***** Exercise materials *****

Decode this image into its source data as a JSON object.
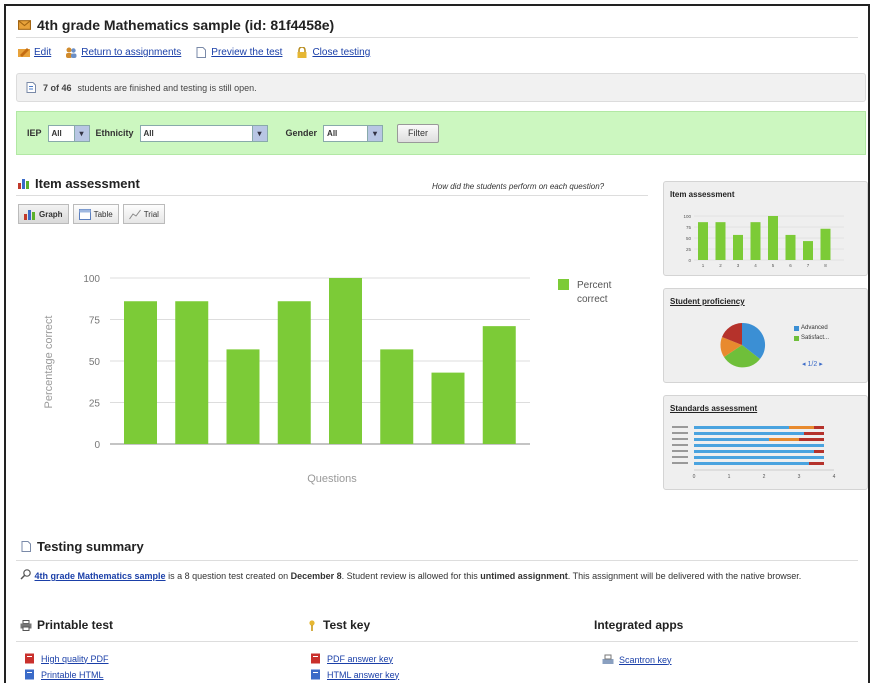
{
  "header": {
    "title": "4th grade Mathematics sample (id: 81f4458e)"
  },
  "actions": [
    {
      "label": "Edit",
      "icon": "pencil-icon"
    },
    {
      "label": "Return to assignments",
      "icon": "people-icon"
    },
    {
      "label": "Preview the test",
      "icon": "document-icon"
    },
    {
      "label": "Close testing",
      "icon": "lock-icon"
    }
  ],
  "notice": {
    "count": "7 of 46",
    "text": "students are finished and testing is still open."
  },
  "filters": {
    "iep_label": "IEP",
    "iep_value": "All",
    "ethnicity_label": "Ethnicity",
    "ethnicity_value": "All",
    "gender_label": "Gender",
    "gender_value": "All",
    "button_label": "Filter"
  },
  "item_assessment": {
    "title": "Item assessment",
    "hint": "How did the students perform on each question?",
    "tabs": [
      "Graph",
      "Table",
      "Trial"
    ]
  },
  "chart_data": {
    "type": "bar",
    "categories": [
      "1",
      "2",
      "3",
      "4",
      "5",
      "6",
      "7",
      "8"
    ],
    "values": [
      86,
      86,
      57,
      86,
      100,
      57,
      43,
      71
    ],
    "xlabel": "Questions",
    "ylabel": "Percentage correct",
    "ylim": [
      0,
      100
    ],
    "yticks": [
      "0",
      "25",
      "50",
      "75",
      "100"
    ],
    "legend": [
      "Percent",
      "correct"
    ],
    "legend_placement": "right",
    "bar_color": "#7ccb37",
    "grid": true
  },
  "sidebar": {
    "mini_item_title": "Item assessment",
    "mini_item_ticks": [
      "100",
      "75",
      "50",
      "25",
      "0"
    ],
    "proficiency_title": "Student proficiency",
    "proficiency_legend": [
      "Advanced",
      "Satisfact..."
    ],
    "proficiency_pager": "1/2",
    "standards_title": "Standards assessment",
    "standards_axis": [
      "0",
      "1",
      "2",
      "3",
      "4"
    ]
  },
  "summary": {
    "title": "Testing summary",
    "test_link": "4th grade Mathematics sample",
    "text_1": " is a 8 question test created on ",
    "date": "December 8",
    "text_2": ". Student review is allowed for this ",
    "untimed": "untimed assignment",
    "text_3": ". This assignment will be delivered with the native browser."
  },
  "printable": {
    "title": "Printable test",
    "links": [
      "High quality PDF",
      "Printable HTML"
    ]
  },
  "testkey": {
    "title": "Test key",
    "links": [
      "PDF answer key",
      "HTML answer key"
    ]
  },
  "apps": {
    "title": "Integrated apps",
    "links": [
      "Scantron key"
    ]
  }
}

*****

Exercise:
Leave out the pictures and repeat everything else in the records exactly.

Exercise result:
Decode this image into its source data as a JSON object.
{
  "header": {
    "title": "4th grade Mathematics sample (id: 81f4458e)"
  },
  "actions": [
    {
      "label": "Edit",
      "icon": "pencil-icon"
    },
    {
      "label": "Return to assignments",
      "icon": "people-icon"
    },
    {
      "label": "Preview the test",
      "icon": "document-icon"
    },
    {
      "label": "Close testing",
      "icon": "lock-icon"
    }
  ],
  "notice": {
    "count": "7 of 46",
    "text": "students are finished and testing is still open."
  },
  "filters": {
    "iep_label": "IEP",
    "iep_value": "All",
    "ethnicity_label": "Ethnicity",
    "ethnicity_value": "All",
    "gender_label": "Gender",
    "gender_value": "All",
    "button_label": "Filter"
  },
  "item_assessment": {
    "title": "Item assessment",
    "hint": "How did the students perform on each question?",
    "tabs": [
      "Graph",
      "Table",
      "Trial"
    ]
  },
  "chart_data": {
    "type": "bar",
    "categories": [
      "1",
      "2",
      "3",
      "4",
      "5",
      "6",
      "7",
      "8"
    ],
    "values": [
      86,
      86,
      57,
      86,
      100,
      57,
      43,
      71
    ],
    "xlabel": "Questions",
    "ylabel": "Percentage correct",
    "ylim": [
      0,
      100
    ],
    "yticks": [
      "0",
      "25",
      "50",
      "75",
      "100"
    ],
    "legend": [
      "Percent",
      "correct"
    ],
    "legend_placement": "right",
    "bar_color": "#7ccb37",
    "grid": true
  },
  "sidebar": {
    "mini_item_title": "Item assessment",
    "mini_item_ticks": [
      "100",
      "75",
      "50",
      "25",
      "0"
    ],
    "proficiency_title": "Student proficiency",
    "proficiency_legend": [
      "Advanced",
      "Satisfact..."
    ],
    "proficiency_pager": "1/2",
    "standards_title": "Standards assessment",
    "standards_axis": [
      "0",
      "1",
      "2",
      "3",
      "4"
    ]
  },
  "summary": {
    "title": "Testing summary",
    "test_link": "4th grade Mathematics sample",
    "text_1": " is a 8 question test created on ",
    "date": "December 8",
    "text_2": ". Student review is allowed for this ",
    "untimed": "untimed assignment",
    "text_3": ". This assignment will be delivered with the native browser."
  },
  "printable": {
    "title": "Printable test",
    "links": [
      "High quality PDF",
      "Printable HTML"
    ]
  },
  "testkey": {
    "title": "Test key",
    "links": [
      "PDF answer key",
      "HTML answer key"
    ]
  },
  "apps": {
    "title": "Integrated apps",
    "links": [
      "Scantron key"
    ]
  }
}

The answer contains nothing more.